# [TASK PROMPT]
Find the lines below that contain the string "JSON". Copy each one.

Dataset entries:
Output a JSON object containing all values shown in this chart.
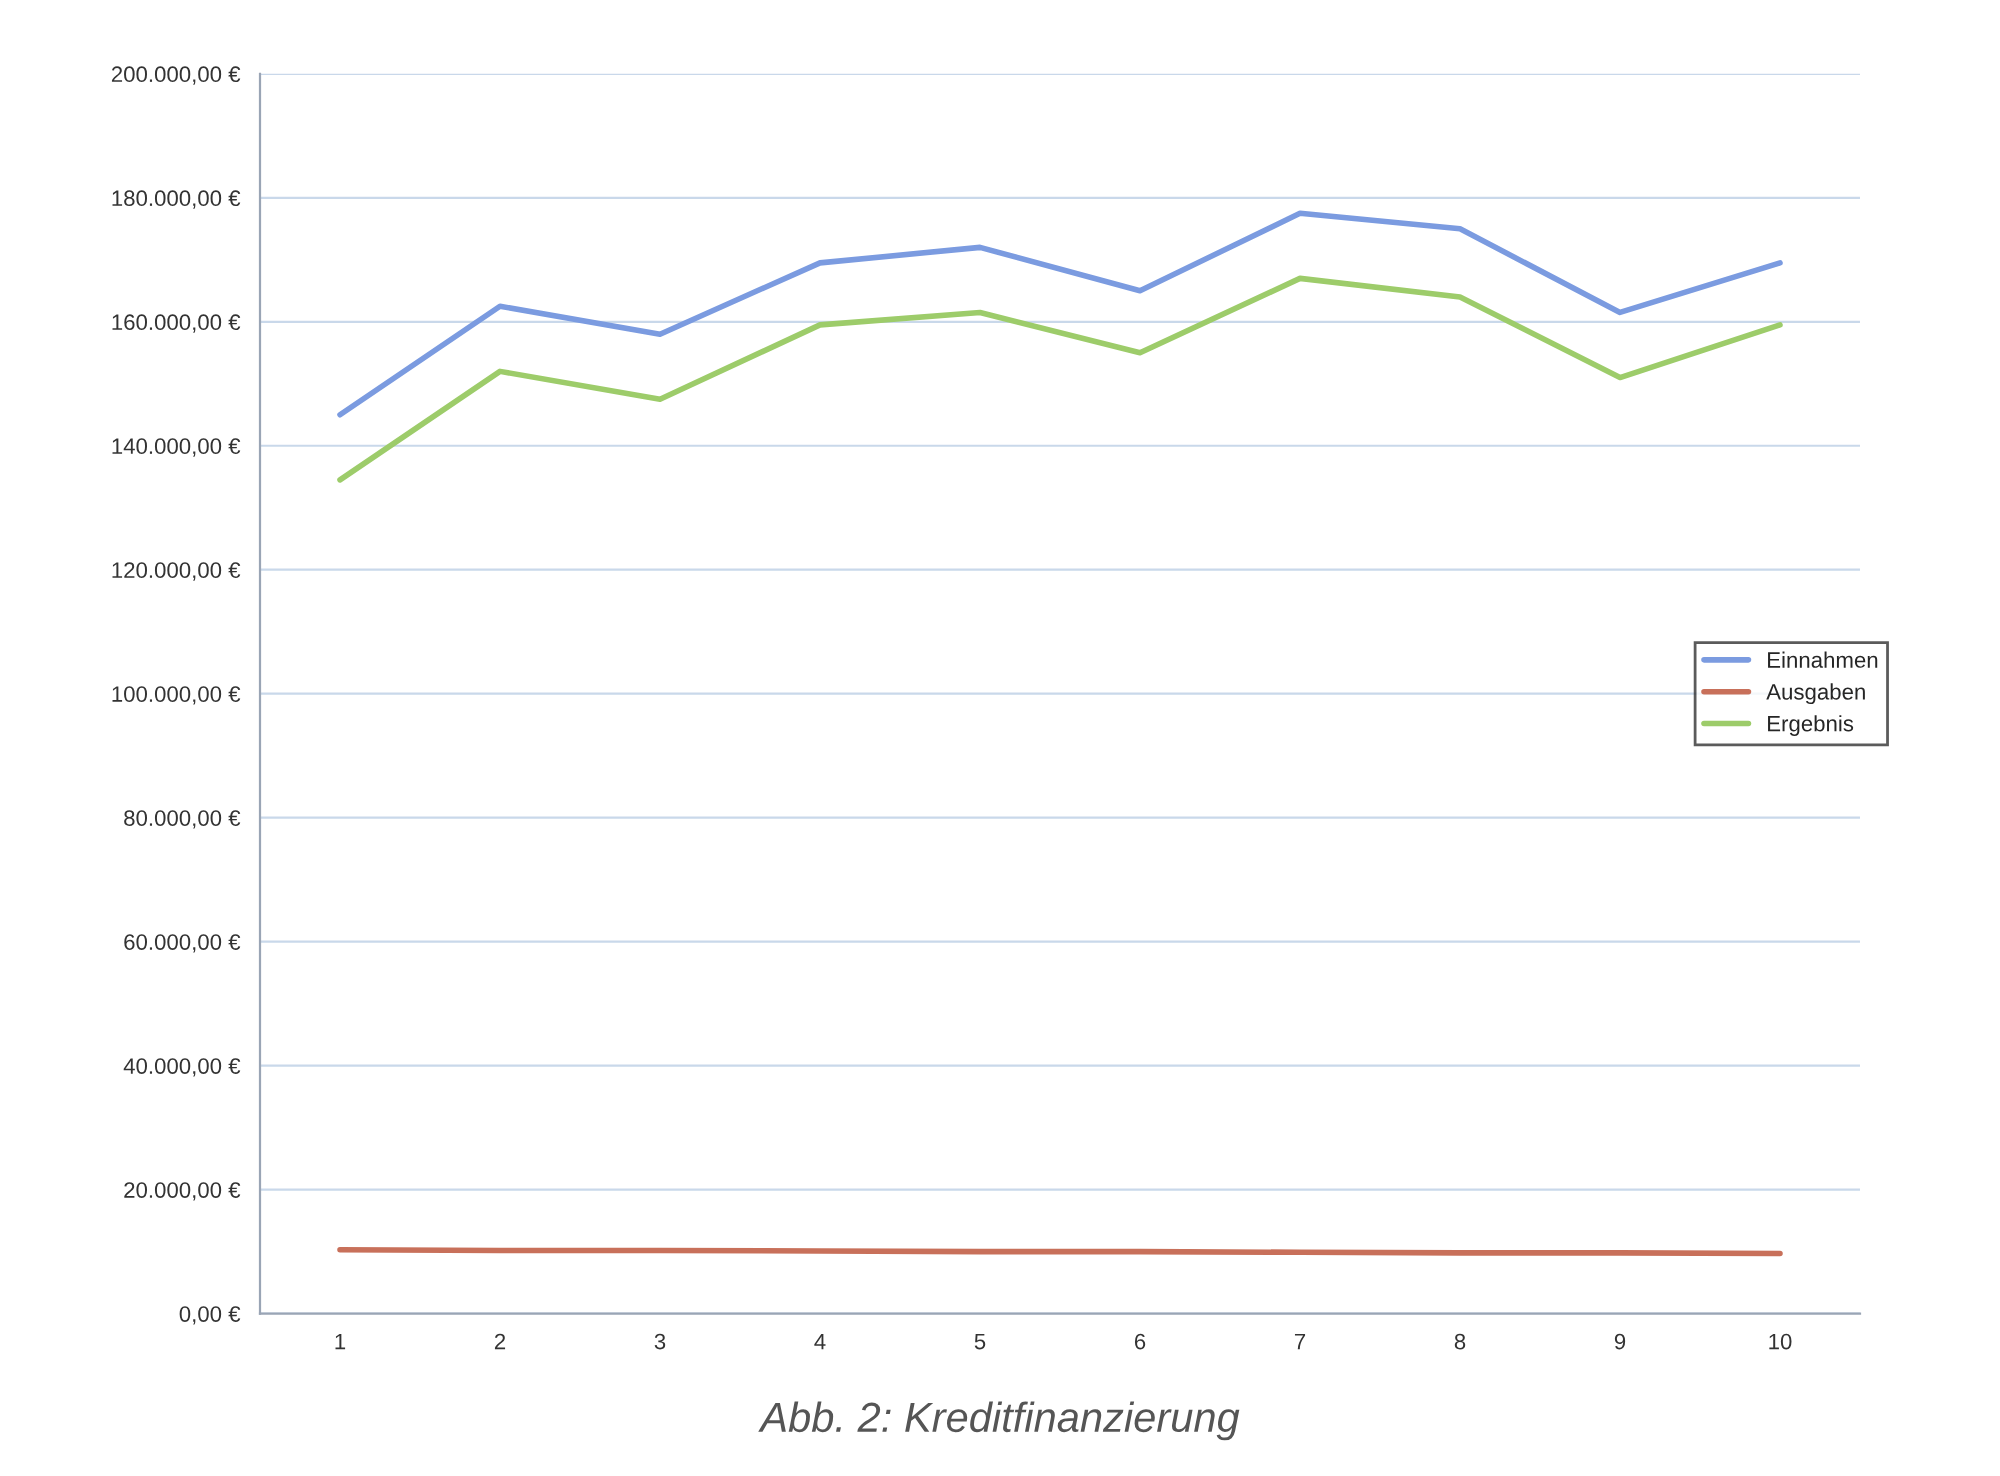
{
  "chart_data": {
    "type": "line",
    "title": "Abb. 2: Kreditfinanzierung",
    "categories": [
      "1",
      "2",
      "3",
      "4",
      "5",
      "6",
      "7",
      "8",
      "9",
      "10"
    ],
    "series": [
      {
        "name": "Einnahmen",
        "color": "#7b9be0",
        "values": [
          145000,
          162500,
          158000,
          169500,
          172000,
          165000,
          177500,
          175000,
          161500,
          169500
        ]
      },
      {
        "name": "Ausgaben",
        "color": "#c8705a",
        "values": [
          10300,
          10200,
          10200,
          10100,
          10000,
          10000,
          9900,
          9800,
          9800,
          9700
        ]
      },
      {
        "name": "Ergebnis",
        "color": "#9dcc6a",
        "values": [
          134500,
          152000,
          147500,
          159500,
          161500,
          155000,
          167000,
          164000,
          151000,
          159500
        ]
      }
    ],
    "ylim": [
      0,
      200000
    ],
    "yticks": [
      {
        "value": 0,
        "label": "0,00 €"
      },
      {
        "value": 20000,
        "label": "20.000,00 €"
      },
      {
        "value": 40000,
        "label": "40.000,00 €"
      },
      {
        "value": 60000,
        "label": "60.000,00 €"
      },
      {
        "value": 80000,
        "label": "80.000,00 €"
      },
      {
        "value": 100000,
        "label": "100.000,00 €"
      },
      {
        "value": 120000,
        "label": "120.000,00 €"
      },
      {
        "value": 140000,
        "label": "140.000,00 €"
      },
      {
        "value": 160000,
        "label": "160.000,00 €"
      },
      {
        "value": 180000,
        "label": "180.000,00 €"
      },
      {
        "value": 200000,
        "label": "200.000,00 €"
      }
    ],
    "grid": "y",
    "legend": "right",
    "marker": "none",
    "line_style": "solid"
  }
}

--

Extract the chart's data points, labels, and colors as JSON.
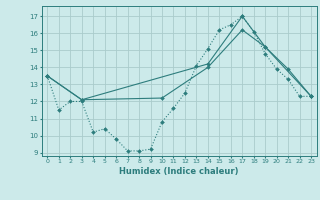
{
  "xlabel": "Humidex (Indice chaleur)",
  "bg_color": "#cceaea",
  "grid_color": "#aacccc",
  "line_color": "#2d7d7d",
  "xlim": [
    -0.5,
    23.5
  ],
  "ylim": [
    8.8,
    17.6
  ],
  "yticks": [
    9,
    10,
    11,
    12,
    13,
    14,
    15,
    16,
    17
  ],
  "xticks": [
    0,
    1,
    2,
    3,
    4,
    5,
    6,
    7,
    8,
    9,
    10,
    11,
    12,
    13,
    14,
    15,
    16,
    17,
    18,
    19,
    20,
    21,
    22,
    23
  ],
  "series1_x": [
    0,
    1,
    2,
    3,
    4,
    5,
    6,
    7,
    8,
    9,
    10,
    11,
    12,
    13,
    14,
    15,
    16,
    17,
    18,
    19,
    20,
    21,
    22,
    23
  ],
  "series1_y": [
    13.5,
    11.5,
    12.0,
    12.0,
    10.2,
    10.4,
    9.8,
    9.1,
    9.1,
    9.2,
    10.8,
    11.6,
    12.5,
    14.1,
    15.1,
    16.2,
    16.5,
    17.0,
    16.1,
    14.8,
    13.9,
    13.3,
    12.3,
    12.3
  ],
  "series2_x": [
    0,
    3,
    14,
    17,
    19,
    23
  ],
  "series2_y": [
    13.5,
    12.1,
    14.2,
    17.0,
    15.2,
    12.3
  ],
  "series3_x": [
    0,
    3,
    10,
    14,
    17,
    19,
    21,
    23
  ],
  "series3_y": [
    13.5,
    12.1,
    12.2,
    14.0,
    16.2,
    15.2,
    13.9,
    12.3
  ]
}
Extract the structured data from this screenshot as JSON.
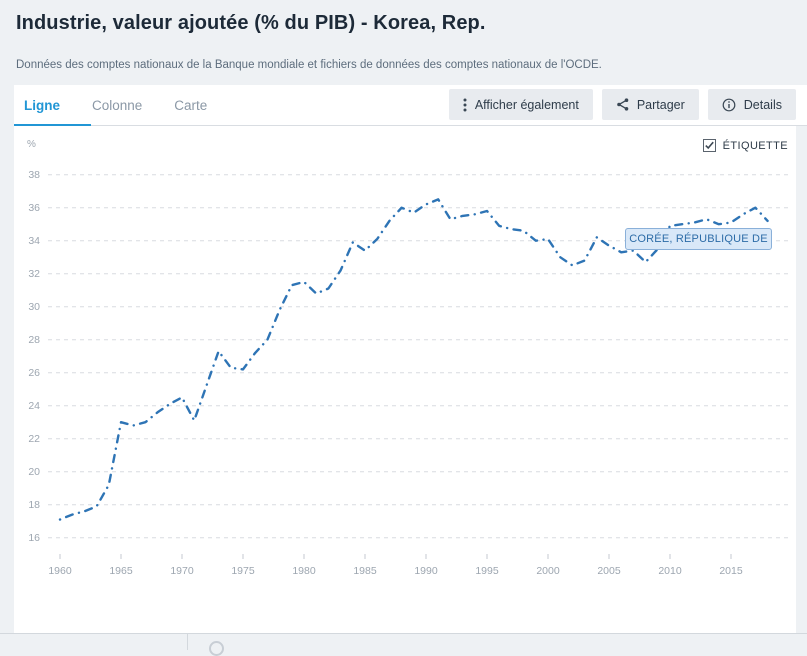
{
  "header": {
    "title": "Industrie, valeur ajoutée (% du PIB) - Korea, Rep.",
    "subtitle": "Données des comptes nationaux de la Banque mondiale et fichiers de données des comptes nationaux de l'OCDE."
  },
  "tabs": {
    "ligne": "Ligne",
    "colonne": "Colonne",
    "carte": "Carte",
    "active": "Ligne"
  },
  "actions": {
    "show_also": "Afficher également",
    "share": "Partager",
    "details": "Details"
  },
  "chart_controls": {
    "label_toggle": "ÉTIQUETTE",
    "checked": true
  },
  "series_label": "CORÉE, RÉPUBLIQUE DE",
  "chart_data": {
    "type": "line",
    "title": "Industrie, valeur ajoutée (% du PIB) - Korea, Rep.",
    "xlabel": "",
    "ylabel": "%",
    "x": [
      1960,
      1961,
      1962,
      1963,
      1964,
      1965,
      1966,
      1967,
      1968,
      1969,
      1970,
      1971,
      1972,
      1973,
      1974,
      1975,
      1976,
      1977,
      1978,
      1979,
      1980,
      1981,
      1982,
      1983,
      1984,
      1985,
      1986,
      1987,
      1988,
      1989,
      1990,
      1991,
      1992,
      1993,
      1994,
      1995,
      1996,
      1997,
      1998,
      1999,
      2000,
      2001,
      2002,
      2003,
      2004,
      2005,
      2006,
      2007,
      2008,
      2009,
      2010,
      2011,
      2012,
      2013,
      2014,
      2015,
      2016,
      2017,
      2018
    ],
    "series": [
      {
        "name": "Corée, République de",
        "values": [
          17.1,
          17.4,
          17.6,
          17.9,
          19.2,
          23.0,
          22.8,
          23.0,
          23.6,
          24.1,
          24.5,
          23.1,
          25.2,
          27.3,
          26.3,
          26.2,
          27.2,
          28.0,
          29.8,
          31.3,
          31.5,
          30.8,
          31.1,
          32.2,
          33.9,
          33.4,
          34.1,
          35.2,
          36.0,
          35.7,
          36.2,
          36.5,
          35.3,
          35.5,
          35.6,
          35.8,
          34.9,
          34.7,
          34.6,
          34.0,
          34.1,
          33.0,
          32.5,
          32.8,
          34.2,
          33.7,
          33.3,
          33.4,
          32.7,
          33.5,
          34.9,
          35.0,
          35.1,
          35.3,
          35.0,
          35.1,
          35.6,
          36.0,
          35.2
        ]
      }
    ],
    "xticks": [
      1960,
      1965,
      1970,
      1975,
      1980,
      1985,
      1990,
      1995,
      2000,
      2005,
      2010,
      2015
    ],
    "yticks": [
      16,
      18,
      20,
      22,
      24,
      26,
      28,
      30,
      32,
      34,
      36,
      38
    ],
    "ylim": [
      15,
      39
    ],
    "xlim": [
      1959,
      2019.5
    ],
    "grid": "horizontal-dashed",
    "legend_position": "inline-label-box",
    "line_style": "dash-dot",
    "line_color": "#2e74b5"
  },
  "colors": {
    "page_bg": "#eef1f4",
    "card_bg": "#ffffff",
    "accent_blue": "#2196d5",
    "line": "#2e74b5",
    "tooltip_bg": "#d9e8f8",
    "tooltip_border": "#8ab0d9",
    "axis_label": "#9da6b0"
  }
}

# [FULL ANSWER]
Output a JSON object containing all values shown in this chart.
Extract the chart's data points, labels, and colors as JSON.
Extract the structured data from this screenshot as JSON.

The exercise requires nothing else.